- INSTRUCTIONS TO FOLLOW
Check each line of the listing for the word "Odds" and give only the number of lines that have it.

- RECORDED DATA
===

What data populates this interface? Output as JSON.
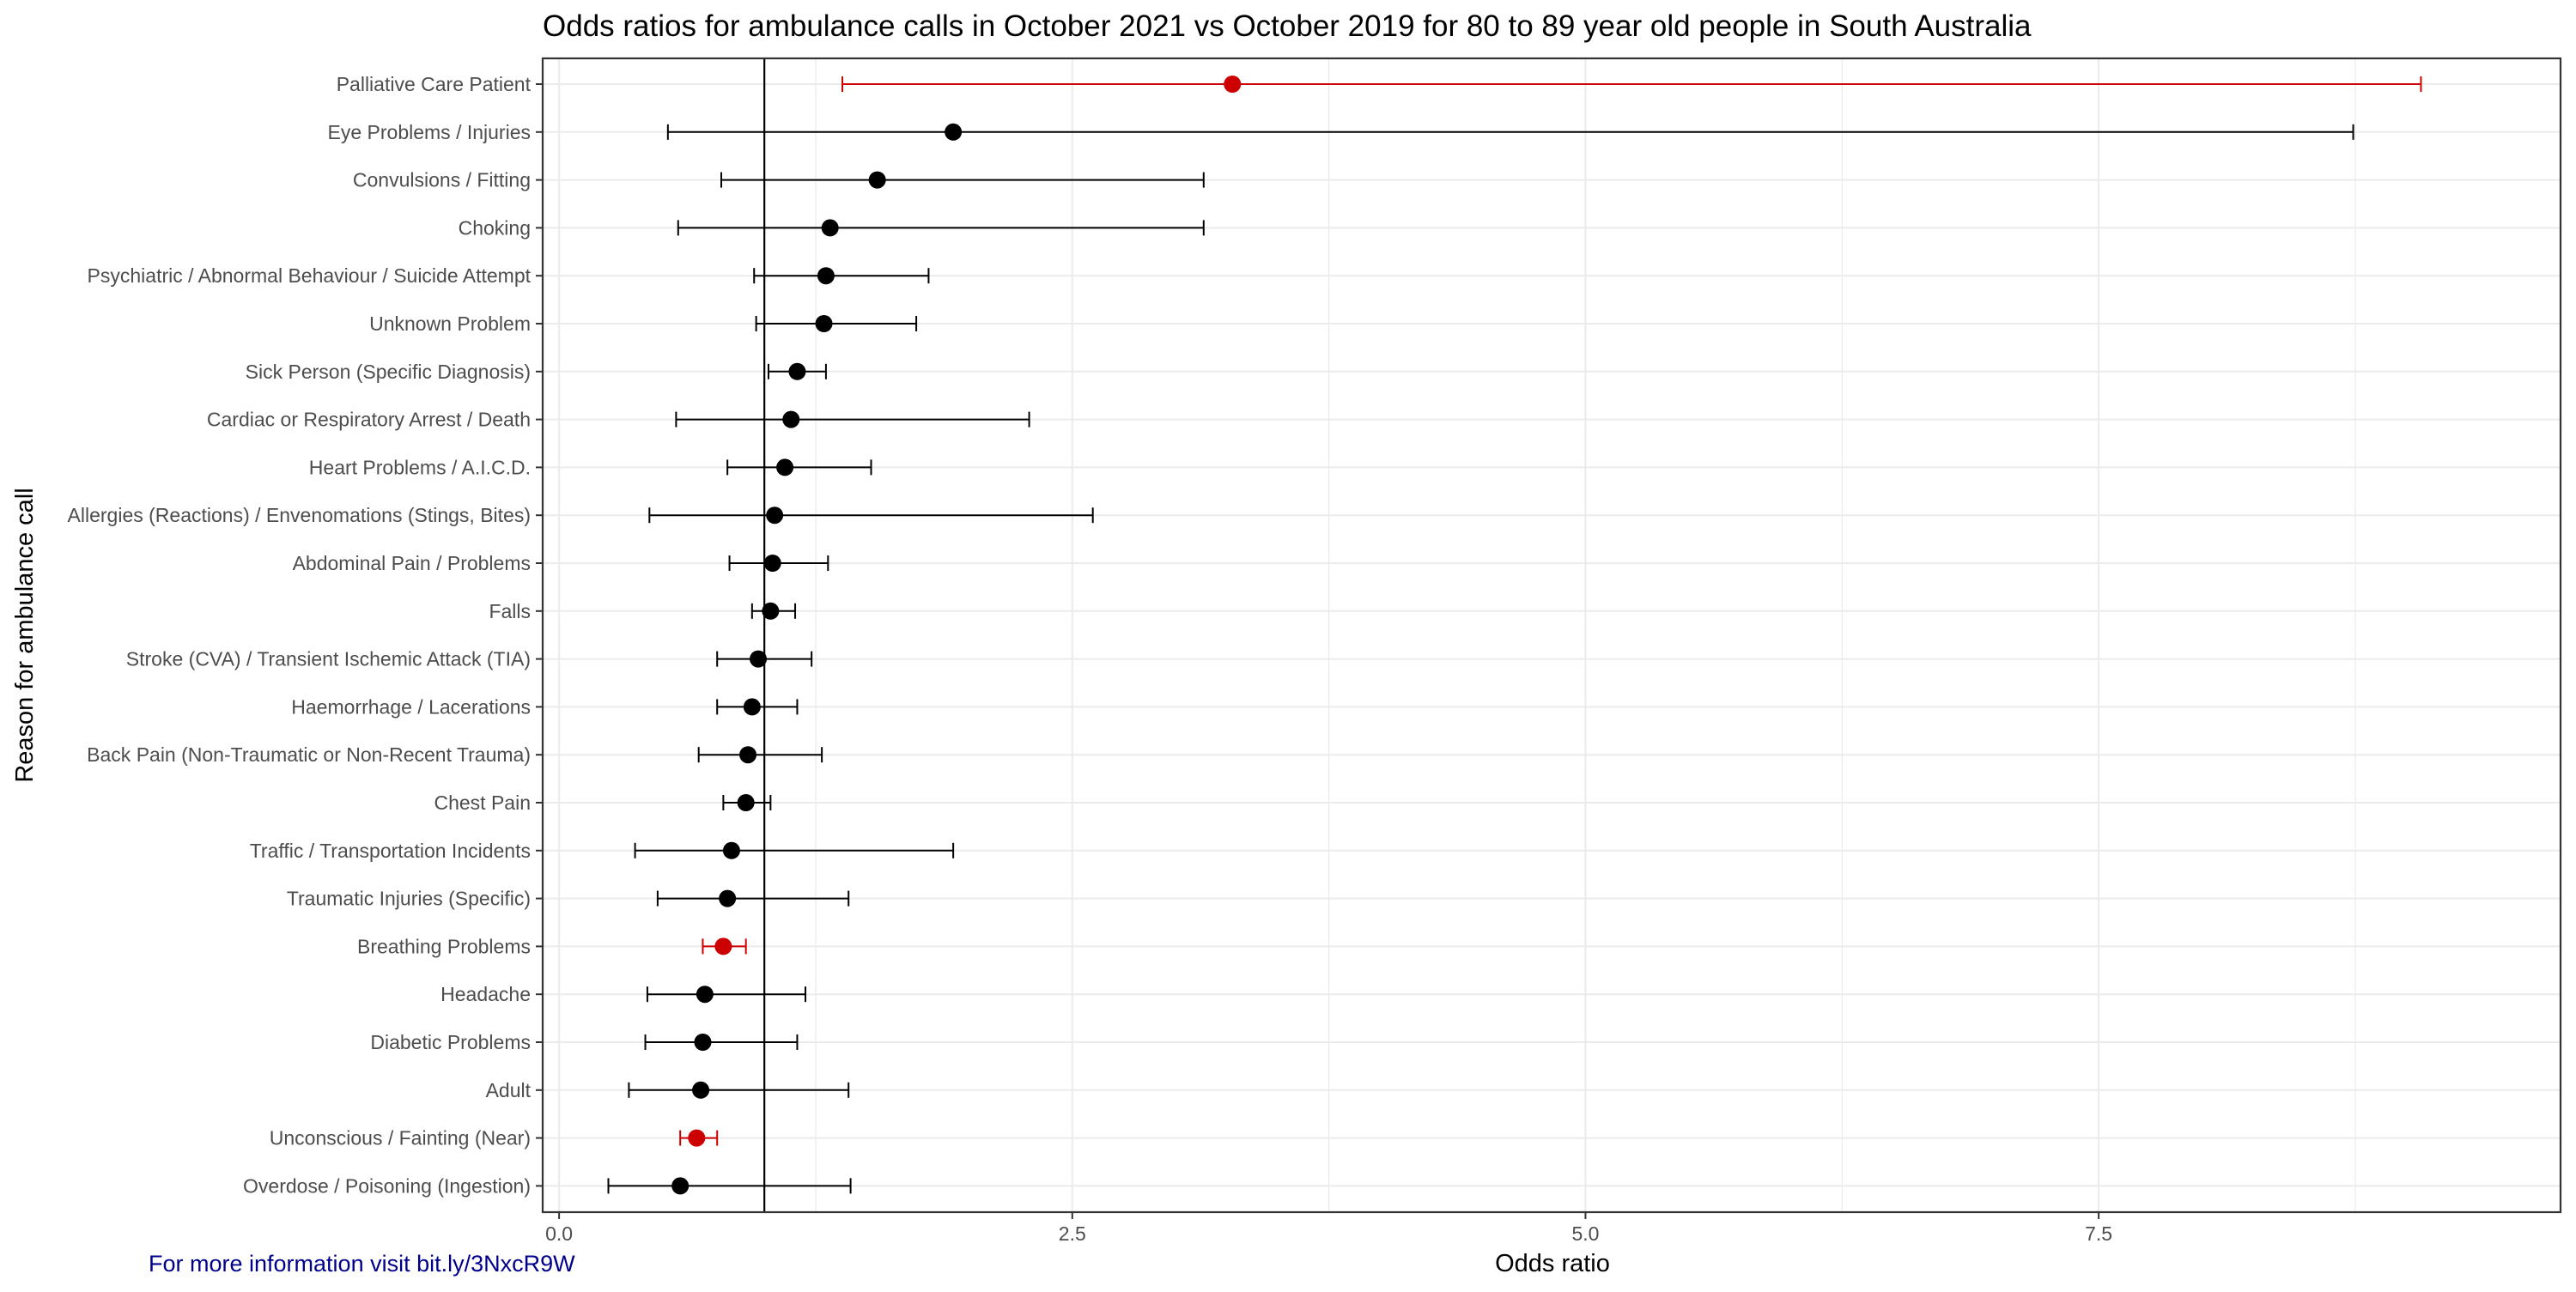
{
  "chart_data": {
    "type": "scatter",
    "subtype": "forest-plot",
    "title": "Odds ratios for ambulance calls in October 2021 vs October 2019 for 80 to 89 year old people in South Australia",
    "xlabel": "Odds ratio",
    "ylabel": "Reason for ambulance call",
    "xlim": [
      -0.08,
      9.75
    ],
    "x_ticks": [
      0.0,
      2.5,
      5.0,
      7.5
    ],
    "x_tick_labels": [
      "0.0",
      "2.5",
      "5.0",
      "7.5"
    ],
    "reference_line": 1.0,
    "grid": true,
    "legend": "none",
    "colors": {
      "default": "#000000",
      "highlight": "#cc0000",
      "caption": "#00008b",
      "panel_border": "#333333",
      "grid": "#ebebeb"
    },
    "rows": [
      {
        "label": "Palliative Care Patient",
        "or": 3.28,
        "lower": 1.38,
        "upper": 9.07,
        "highlight": true
      },
      {
        "label": "Eye Problems / Injuries",
        "or": 1.92,
        "lower": 0.53,
        "upper": 8.74,
        "highlight": false
      },
      {
        "label": "Convulsions / Fitting",
        "or": 1.55,
        "lower": 0.79,
        "upper": 3.14,
        "highlight": false
      },
      {
        "label": "Choking",
        "or": 1.32,
        "lower": 0.58,
        "upper": 3.14,
        "highlight": false
      },
      {
        "label": "Psychiatric / Abnormal Behaviour / Suicide Attempt",
        "or": 1.3,
        "lower": 0.95,
        "upper": 1.8,
        "highlight": false
      },
      {
        "label": "Unknown Problem",
        "or": 1.29,
        "lower": 0.96,
        "upper": 1.74,
        "highlight": false
      },
      {
        "label": "Sick Person (Specific Diagnosis)",
        "or": 1.16,
        "lower": 1.02,
        "upper": 1.3,
        "highlight": false
      },
      {
        "label": "Cardiac or Respiratory Arrest / Death",
        "or": 1.13,
        "lower": 0.57,
        "upper": 2.29,
        "highlight": false
      },
      {
        "label": "Heart Problems / A.I.C.D.",
        "or": 1.1,
        "lower": 0.82,
        "upper": 1.52,
        "highlight": false
      },
      {
        "label": "Allergies (Reactions) / Envenomations (Stings, Bites)",
        "or": 1.05,
        "lower": 0.44,
        "upper": 2.6,
        "highlight": false
      },
      {
        "label": "Abdominal Pain / Problems",
        "or": 1.04,
        "lower": 0.83,
        "upper": 1.31,
        "highlight": false
      },
      {
        "label": "Falls",
        "or": 1.03,
        "lower": 0.94,
        "upper": 1.15,
        "highlight": false
      },
      {
        "label": "Stroke (CVA) / Transient Ischemic Attack (TIA)",
        "or": 0.97,
        "lower": 0.77,
        "upper": 1.23,
        "highlight": false
      },
      {
        "label": "Haemorrhage / Lacerations",
        "or": 0.94,
        "lower": 0.77,
        "upper": 1.16,
        "highlight": false
      },
      {
        "label": "Back Pain (Non-Traumatic or Non-Recent Trauma)",
        "or": 0.92,
        "lower": 0.68,
        "upper": 1.28,
        "highlight": false
      },
      {
        "label": "Chest Pain",
        "or": 0.91,
        "lower": 0.8,
        "upper": 1.03,
        "highlight": false
      },
      {
        "label": "Traffic / Transportation Incidents",
        "or": 0.84,
        "lower": 0.37,
        "upper": 1.92,
        "highlight": false
      },
      {
        "label": "Traumatic Injuries (Specific)",
        "or": 0.82,
        "lower": 0.48,
        "upper": 1.41,
        "highlight": false
      },
      {
        "label": "Breathing Problems",
        "or": 0.8,
        "lower": 0.7,
        "upper": 0.91,
        "highlight": true
      },
      {
        "label": "Headache",
        "or": 0.71,
        "lower": 0.43,
        "upper": 1.2,
        "highlight": false
      },
      {
        "label": "Diabetic Problems",
        "or": 0.7,
        "lower": 0.42,
        "upper": 1.16,
        "highlight": false
      },
      {
        "label": "Adult",
        "or": 0.69,
        "lower": 0.34,
        "upper": 1.41,
        "highlight": false
      },
      {
        "label": "Unconscious / Fainting (Near)",
        "or": 0.67,
        "lower": 0.59,
        "upper": 0.77,
        "highlight": true
      },
      {
        "label": "Overdose / Poisoning (Ingestion)",
        "or": 0.59,
        "lower": 0.24,
        "upper": 1.42,
        "highlight": false
      }
    ]
  },
  "caption": {
    "text": "For more information visit bit.ly/3NxcR9W"
  }
}
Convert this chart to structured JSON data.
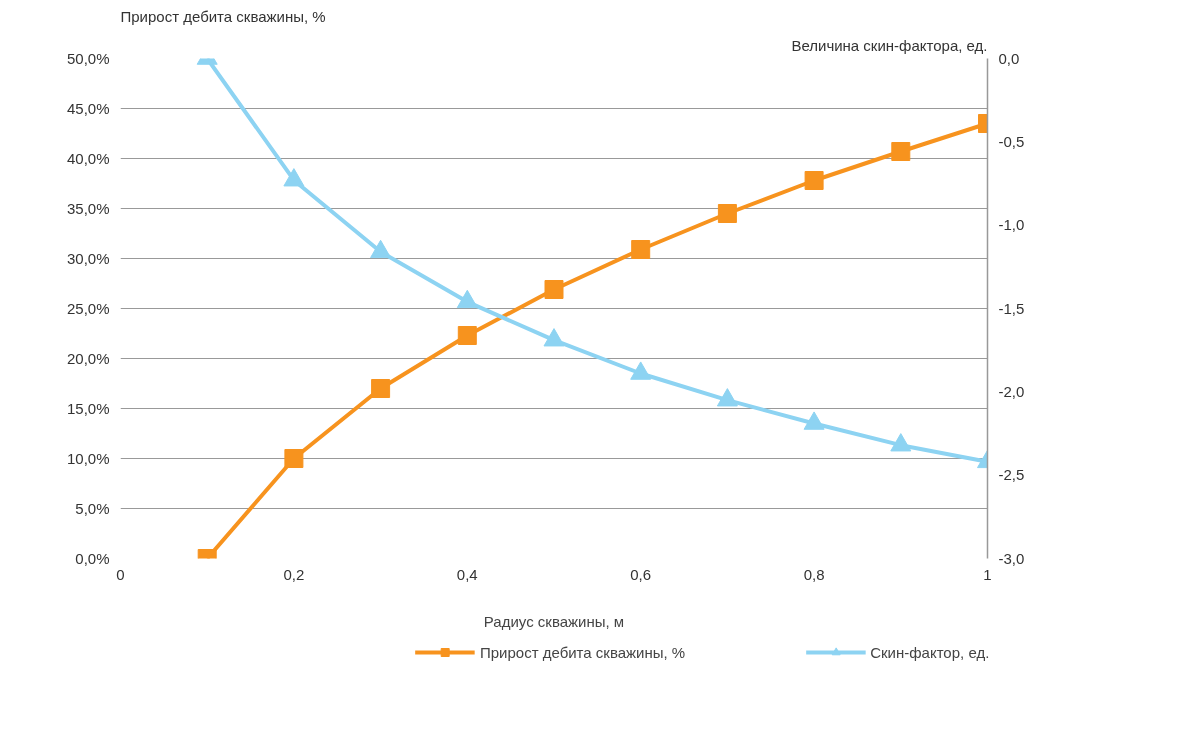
{
  "chart_data": {
    "type": "line",
    "xlabel": "Радиус скважины, м",
    "ylabel": "Прирост дебита скважины, %",
    "y2label": "Величина скин-фактора, ед.",
    "x": [
      0.1,
      0.2,
      0.3,
      0.4,
      0.5,
      0.6,
      0.7,
      0.8,
      0.9,
      1.0
    ],
    "series": [
      {
        "name": "Прирост дебита скважины, %",
        "color": "#f7931e",
        "marker": "square",
        "values": [
          0,
          10.0,
          17.0,
          22.3,
          26.9,
          30.9,
          34.5,
          37.8,
          40.7,
          43.5
        ]
      },
      {
        "name": "Скин-фактор, ед.",
        "color": "#8dd3f2",
        "marker": "triangle",
        "axis": "y2",
        "values": [
          0,
          -0.73,
          -1.16,
          -1.46,
          -1.69,
          -1.89,
          -2.05,
          -2.19,
          -2.32,
          -2.42
        ]
      }
    ],
    "xlim": [
      0,
      1
    ],
    "xticks": [
      0,
      {
        "value": 0.2,
        "label": "0,2"
      },
      {
        "value": 0.4,
        "label": "0,4"
      },
      {
        "value": 0.6,
        "label": "0,6"
      },
      {
        "value": 0.8,
        "label": "0,8"
      },
      1
    ],
    "ylim": [
      0,
      50
    ],
    "yticks": [
      {
        "value": 0,
        "label": "0,0%"
      },
      {
        "value": 5,
        "label": "5,0%"
      },
      {
        "value": 10,
        "label": "10,0%"
      },
      {
        "value": 15,
        "label": "15,0%"
      },
      {
        "value": 20,
        "label": "20,0%"
      },
      {
        "value": 25,
        "label": "25,0%"
      },
      {
        "value": 30,
        "label": "30,0%"
      },
      {
        "value": 35,
        "label": "35,0%"
      },
      {
        "value": 40,
        "label": "40,0%"
      },
      {
        "value": 45,
        "label": "45,0%"
      },
      {
        "value": 50,
        "label": "50,0%"
      }
    ],
    "y2lim": [
      -3,
      0
    ],
    "y2ticks": [
      {
        "value": -3,
        "label": "-3,0"
      },
      {
        "value": -2.5,
        "label": "-2,5"
      },
      {
        "value": -2,
        "label": "-2,0"
      },
      {
        "value": -1.5,
        "label": "-1,5"
      },
      {
        "value": -1,
        "label": "-1,0"
      },
      {
        "value": -0.5,
        "label": "-0,5"
      },
      {
        "value": 0,
        "label": "0,0"
      }
    ],
    "grid": "y",
    "legend": "bottom",
    "line_style": "solid"
  }
}
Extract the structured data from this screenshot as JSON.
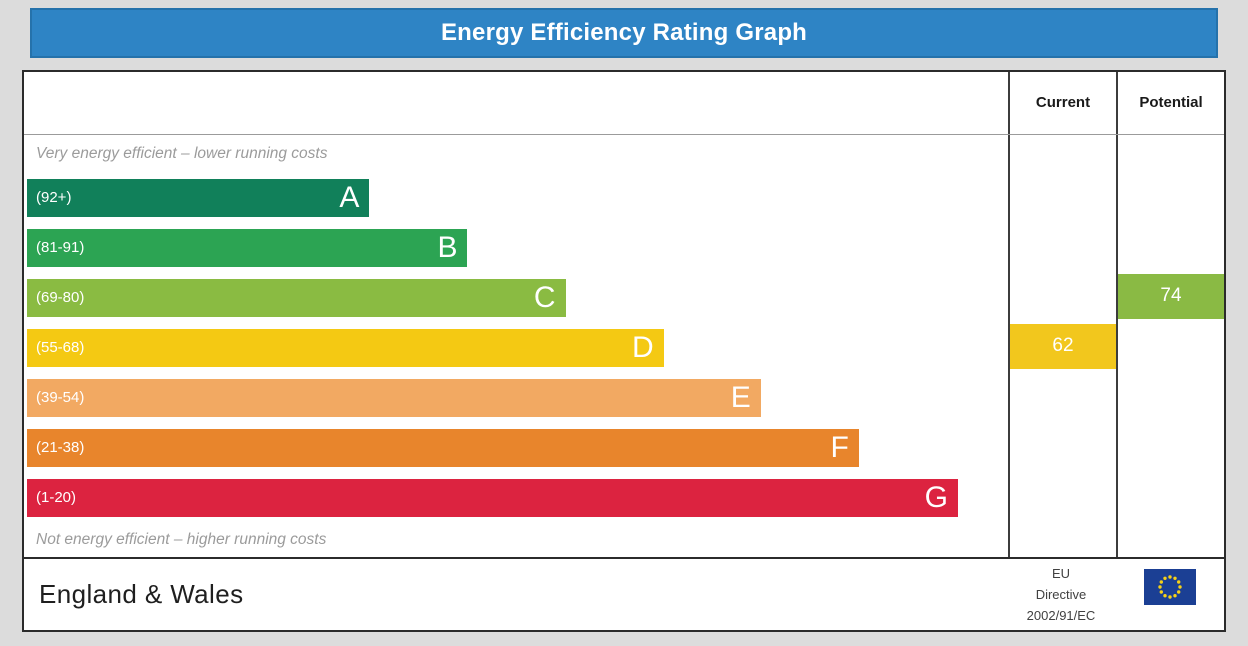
{
  "header": {
    "title": "Energy Efficiency Rating Graph",
    "bg_color": "#2e84c5"
  },
  "table": {
    "columns": {
      "current": "Current",
      "potential": "Potential"
    },
    "footer": {
      "region": "England & Wales",
      "directive_lines": [
        "EU",
        "Directive",
        "2002/91/EC"
      ]
    }
  },
  "chart_data": {
    "type": "bar",
    "title": "Energy Efficiency Rating Graph",
    "top_caption": "Very energy efficient – lower running costs",
    "bottom_caption": "Not energy efficient – higher running costs",
    "bands": [
      {
        "letter": "A",
        "range": "(92+)",
        "min": 92,
        "max": 100,
        "color": "#11805a",
        "width_pct": 34.9
      },
      {
        "letter": "B",
        "range": "(81-91)",
        "min": 81,
        "max": 91,
        "color": "#2ca453",
        "width_pct": 44.9
      },
      {
        "letter": "C",
        "range": "(69-80)",
        "min": 69,
        "max": 80,
        "color": "#8abb42",
        "width_pct": 54.9
      },
      {
        "letter": "D",
        "range": "(55-68)",
        "min": 55,
        "max": 68,
        "color": "#f4c913",
        "width_pct": 64.9
      },
      {
        "letter": "E",
        "range": "(39-54)",
        "min": 39,
        "max": 54,
        "color": "#f2a962",
        "width_pct": 74.8
      },
      {
        "letter": "F",
        "range": "(21-38)",
        "min": 21,
        "max": 38,
        "color": "#e8852c",
        "width_pct": 84.8
      },
      {
        "letter": "G",
        "range": "(1-20)",
        "min": 1,
        "max": 20,
        "color": "#dc2340",
        "width_pct": 94.9
      }
    ],
    "current": {
      "value": 62,
      "band": "D",
      "color": "#f2c71d"
    },
    "potential": {
      "value": 74,
      "band": "C",
      "color": "#8aba44"
    }
  }
}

===

- OUTPUT
2